■ **AIM OF THE TASK**: In the data below, find each line containing the string "какие" and return it.

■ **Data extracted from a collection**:

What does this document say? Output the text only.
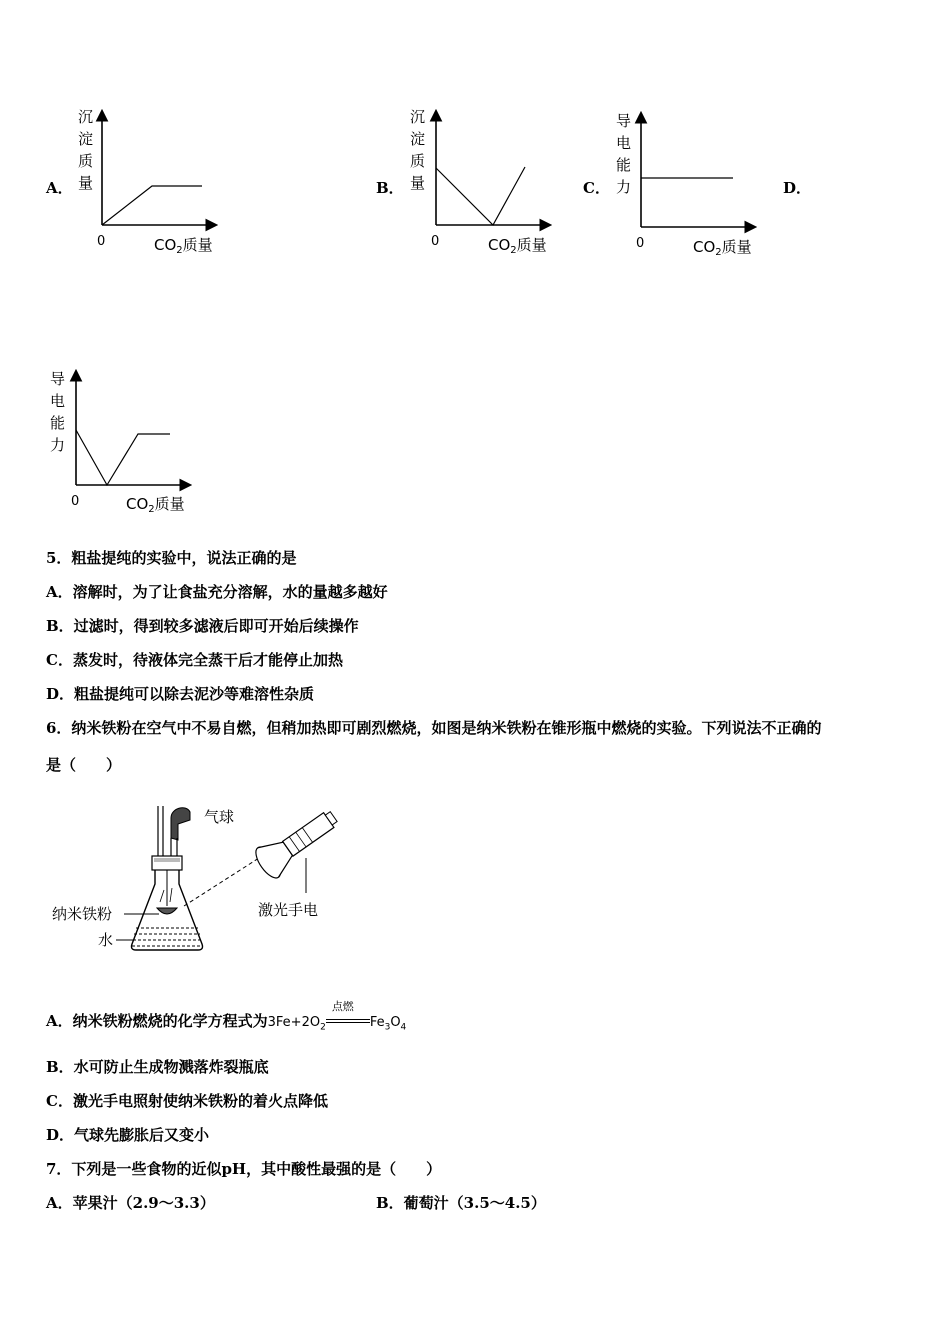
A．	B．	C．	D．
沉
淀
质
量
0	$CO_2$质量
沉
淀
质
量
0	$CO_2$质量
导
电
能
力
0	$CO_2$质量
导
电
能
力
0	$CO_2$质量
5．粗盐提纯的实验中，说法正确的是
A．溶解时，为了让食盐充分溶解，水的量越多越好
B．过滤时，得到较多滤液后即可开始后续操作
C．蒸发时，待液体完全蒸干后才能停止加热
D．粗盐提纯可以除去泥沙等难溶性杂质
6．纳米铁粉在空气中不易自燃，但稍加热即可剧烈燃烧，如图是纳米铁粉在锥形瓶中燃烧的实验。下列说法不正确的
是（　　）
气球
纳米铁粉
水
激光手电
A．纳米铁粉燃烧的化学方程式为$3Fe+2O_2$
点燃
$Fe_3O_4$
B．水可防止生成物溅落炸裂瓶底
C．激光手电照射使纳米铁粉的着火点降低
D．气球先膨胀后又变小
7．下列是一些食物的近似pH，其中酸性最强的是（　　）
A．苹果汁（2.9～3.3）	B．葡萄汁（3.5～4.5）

* * *

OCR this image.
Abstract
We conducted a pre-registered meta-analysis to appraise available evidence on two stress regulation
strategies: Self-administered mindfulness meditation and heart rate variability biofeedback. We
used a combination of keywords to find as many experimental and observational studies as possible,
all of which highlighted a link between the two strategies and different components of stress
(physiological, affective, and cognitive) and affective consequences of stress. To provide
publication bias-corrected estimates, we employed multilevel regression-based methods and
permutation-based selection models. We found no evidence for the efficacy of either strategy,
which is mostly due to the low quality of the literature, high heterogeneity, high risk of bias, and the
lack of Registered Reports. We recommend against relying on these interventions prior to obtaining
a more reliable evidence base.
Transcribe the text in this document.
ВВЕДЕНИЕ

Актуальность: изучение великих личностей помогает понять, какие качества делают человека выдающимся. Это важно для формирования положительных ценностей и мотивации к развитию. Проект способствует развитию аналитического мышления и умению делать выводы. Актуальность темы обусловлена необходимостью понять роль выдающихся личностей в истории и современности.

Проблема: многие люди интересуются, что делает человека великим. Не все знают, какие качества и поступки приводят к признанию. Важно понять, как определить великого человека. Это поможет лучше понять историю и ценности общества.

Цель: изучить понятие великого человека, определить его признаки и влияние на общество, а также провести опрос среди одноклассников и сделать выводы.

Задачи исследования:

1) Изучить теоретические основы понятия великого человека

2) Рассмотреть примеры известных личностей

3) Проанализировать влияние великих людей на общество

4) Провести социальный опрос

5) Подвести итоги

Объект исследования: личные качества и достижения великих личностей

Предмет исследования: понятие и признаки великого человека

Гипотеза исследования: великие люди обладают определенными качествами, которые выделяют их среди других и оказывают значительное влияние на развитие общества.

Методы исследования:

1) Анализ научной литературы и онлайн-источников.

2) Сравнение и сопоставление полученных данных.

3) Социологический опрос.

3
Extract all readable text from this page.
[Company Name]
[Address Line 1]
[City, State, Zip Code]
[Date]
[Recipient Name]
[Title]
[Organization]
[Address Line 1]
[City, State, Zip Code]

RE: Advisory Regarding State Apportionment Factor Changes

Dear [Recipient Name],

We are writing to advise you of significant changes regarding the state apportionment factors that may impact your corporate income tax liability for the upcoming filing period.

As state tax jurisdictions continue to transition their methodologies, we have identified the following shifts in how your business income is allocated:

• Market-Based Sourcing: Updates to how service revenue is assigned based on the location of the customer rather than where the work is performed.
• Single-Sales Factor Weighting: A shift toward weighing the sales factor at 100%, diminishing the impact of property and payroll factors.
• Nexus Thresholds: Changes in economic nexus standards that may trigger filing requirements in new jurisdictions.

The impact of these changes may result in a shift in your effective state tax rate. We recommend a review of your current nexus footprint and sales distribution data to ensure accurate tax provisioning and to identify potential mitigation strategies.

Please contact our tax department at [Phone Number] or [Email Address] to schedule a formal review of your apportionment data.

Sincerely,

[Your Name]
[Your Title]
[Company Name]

■ **ANSWER TO THE TASK**:
Актуальность: изучение великих личностей помогает понять, какие качества делают человека выдающимся. Это важно для формирования положительных ценностей и мотивации к развитию. Проект способствует развитию аналитического мышления и умению делать выводы. Актуальность темы обусловлена необходимостью понять роль выдающихся личностей в истории и современности.
Проблема: многие люди интересуются, что делает человека великим. Не все знают, какие качества и поступки приводят к признанию. Важно понять, как определить великого человека. Это поможет лучше понять историю и ценности общества.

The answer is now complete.